Description of the task | Filter the entries, keeping every line with the word "Итого".

A block of data |

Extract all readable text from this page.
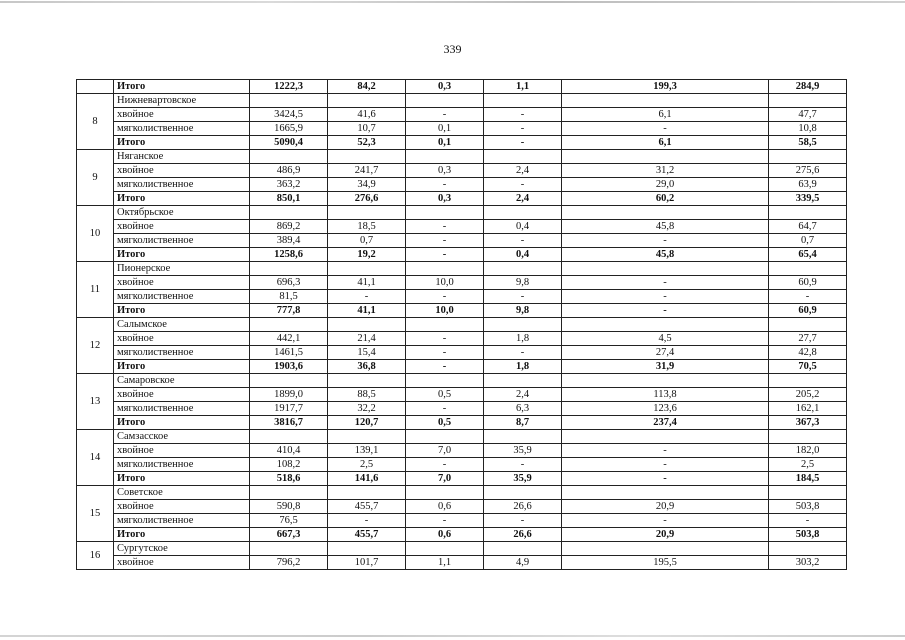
339
	Итого	1222,3	84,2	0,3	1,1	199,3	284,9
8	Нижневартовское						
	хвойное	3424,5	41,6	-	-	6,1	47,7
	мягколиственное	1665,9	10,7	0,1	-	-	10,8
	Итого	5090,4	52,3	0,1	-	6,1	58,5
9	Няганское						
	хвойное	486,9	241,7	0,3	2,4	31,2	275,6
	мягколиственное	363,2	34,9	-	-	29,0	63,9
	Итого	850,1	276,6	0,3	2,4	60,2	339,5
10	Октябрьское						
	хвойное	869,2	18,5	-	0,4	45,8	64,7
	мягколиственное	389,4	0,7	-	-	-	0,7
	Итого	1258,6	19,2	-	0,4	45,8	65,4
11	Пионерское						
	хвойное	696,3	41,1	10,0	9,8	-	60,9
	мягколиственное	81,5	-	-	-	-	-
	Итого	777,8	41,1	10,0	9,8	-	60,9
12	Салымское						
	хвойное	442,1	21,4	-	1,8	4,5	27,7
	мягколиственное	1461,5	15,4	-	-	27,4	42,8
	Итого	1903,6	36,8	-	1,8	31,9	70,5
13	Самаровское						
	хвойное	1899,0	88,5	0,5	2,4	113,8	205,2
	мягколиственное	1917,7	32,2	-	6,3	123,6	162,1
	Итого	3816,7	120,7	0,5	8,7	237,4	367,3
14	Самзасское						
	хвойное	410,4	139,1	7,0	35,9	-	182,0
	мягколиственное	108,2	2,5	-	-	-	2,5
	Итого	518,6	141,6	7,0	35,9	-	184,5
15	Советское						
	хвойное	590,8	455,7	0,6	26,6	20,9	503,8
	мягколиственное	76,5	-	-	-	-	-
	Итого	667,3	455,7	0,6	26,6	20,9	503,8
16	Сургутское						
	хвойное	796,2	101,7	1,1	4,9	195,5	303,2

Answer to the problem |
	Итого	1222,3	84,2	0,3	1,1	199,3	284,9
	Итого	5090,4	52,3	0,1	-	6,1	58,5
	Итого	850,1	276,6	0,3	2,4	60,2	339,5
	Итого	1258,6	19,2	-	0,4	45,8	65,4
	Итого	777,8	41,1	10,0	9,8	-	60,9
	Итого	1903,6	36,8	-	1,8	31,9	70,5
	Итого	3816,7	120,7	0,5	8,7	237,4	367,3
	Итого	518,6	141,6	7,0	35,9	-	184,5
	Итого	667,3	455,7	0,6	26,6	20,9	503,8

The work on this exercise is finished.